__Set task__:
Report each line of the data that includes the word "screenshot".

__Data entries__:

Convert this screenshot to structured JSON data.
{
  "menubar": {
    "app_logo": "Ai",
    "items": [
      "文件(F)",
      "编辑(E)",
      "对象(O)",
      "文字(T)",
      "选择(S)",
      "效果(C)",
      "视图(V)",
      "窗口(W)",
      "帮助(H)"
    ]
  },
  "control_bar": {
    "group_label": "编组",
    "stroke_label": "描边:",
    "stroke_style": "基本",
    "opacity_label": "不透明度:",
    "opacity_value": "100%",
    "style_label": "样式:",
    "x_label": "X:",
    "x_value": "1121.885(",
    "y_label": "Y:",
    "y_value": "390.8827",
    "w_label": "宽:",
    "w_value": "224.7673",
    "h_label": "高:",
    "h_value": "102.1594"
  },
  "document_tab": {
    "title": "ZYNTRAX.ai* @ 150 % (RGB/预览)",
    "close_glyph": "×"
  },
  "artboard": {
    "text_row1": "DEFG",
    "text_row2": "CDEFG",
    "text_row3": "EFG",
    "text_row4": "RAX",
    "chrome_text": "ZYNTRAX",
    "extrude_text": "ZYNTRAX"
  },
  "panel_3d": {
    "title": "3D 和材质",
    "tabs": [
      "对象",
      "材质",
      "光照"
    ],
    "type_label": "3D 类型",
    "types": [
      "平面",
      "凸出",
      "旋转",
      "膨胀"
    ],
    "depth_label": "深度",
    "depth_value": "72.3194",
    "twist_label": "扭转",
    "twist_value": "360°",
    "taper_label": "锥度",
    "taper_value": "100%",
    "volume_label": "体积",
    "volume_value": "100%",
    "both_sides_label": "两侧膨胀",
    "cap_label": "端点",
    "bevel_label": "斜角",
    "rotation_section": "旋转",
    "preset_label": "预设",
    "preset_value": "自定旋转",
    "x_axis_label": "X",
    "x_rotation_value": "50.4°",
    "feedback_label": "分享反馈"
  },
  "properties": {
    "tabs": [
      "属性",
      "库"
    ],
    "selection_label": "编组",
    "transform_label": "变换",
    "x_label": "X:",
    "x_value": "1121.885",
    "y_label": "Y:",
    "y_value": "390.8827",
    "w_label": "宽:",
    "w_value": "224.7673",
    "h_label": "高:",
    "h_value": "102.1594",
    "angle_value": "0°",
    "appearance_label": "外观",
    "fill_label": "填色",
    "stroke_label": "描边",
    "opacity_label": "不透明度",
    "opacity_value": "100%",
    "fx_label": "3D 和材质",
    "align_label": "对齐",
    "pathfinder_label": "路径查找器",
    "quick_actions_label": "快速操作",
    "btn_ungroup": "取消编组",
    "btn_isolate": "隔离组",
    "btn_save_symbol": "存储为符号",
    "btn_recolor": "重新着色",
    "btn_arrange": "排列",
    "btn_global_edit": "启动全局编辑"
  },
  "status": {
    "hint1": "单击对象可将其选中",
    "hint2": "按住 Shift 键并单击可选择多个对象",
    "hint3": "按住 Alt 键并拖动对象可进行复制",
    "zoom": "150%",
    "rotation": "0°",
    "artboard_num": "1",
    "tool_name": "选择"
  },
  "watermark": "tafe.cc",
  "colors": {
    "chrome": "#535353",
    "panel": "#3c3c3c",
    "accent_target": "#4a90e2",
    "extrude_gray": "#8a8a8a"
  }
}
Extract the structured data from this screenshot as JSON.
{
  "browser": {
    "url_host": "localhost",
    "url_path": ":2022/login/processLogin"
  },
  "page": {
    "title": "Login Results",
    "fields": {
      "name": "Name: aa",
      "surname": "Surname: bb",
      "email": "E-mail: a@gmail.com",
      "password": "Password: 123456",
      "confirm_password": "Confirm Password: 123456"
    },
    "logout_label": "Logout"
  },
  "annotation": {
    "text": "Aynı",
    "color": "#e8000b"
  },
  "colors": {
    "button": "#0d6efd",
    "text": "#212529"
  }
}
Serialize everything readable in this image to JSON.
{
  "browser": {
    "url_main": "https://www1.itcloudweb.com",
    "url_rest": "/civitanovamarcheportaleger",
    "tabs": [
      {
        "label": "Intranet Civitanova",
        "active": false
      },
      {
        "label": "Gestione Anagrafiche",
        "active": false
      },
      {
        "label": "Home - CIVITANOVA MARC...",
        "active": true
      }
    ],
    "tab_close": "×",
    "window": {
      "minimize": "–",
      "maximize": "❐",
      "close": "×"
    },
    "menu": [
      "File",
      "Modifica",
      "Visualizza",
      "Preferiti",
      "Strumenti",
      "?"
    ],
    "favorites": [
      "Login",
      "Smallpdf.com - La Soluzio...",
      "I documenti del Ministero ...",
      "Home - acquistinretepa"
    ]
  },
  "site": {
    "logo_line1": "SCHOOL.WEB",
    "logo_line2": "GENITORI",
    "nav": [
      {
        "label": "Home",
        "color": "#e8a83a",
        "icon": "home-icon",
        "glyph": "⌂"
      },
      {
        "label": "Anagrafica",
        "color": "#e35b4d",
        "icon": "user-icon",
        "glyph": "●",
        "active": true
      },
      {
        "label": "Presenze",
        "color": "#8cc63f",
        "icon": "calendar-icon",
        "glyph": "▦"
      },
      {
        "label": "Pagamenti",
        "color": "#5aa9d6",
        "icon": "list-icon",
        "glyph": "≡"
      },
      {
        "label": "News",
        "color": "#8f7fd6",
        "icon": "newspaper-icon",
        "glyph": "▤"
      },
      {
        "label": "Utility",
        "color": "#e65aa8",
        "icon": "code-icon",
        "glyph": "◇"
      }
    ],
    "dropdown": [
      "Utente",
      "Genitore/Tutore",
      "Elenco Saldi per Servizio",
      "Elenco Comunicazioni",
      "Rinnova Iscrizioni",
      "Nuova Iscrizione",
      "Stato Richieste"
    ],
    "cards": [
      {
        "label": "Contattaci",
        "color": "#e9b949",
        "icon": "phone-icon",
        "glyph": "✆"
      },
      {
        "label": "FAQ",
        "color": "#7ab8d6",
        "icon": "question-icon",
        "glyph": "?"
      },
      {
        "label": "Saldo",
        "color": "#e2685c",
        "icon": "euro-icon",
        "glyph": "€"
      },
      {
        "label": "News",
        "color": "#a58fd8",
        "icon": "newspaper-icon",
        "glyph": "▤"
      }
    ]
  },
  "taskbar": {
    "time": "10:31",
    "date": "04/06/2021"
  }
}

__Task response__:
Convert this screenshot to structured JSON data.
Extract the structured data from this screenshot as JSON.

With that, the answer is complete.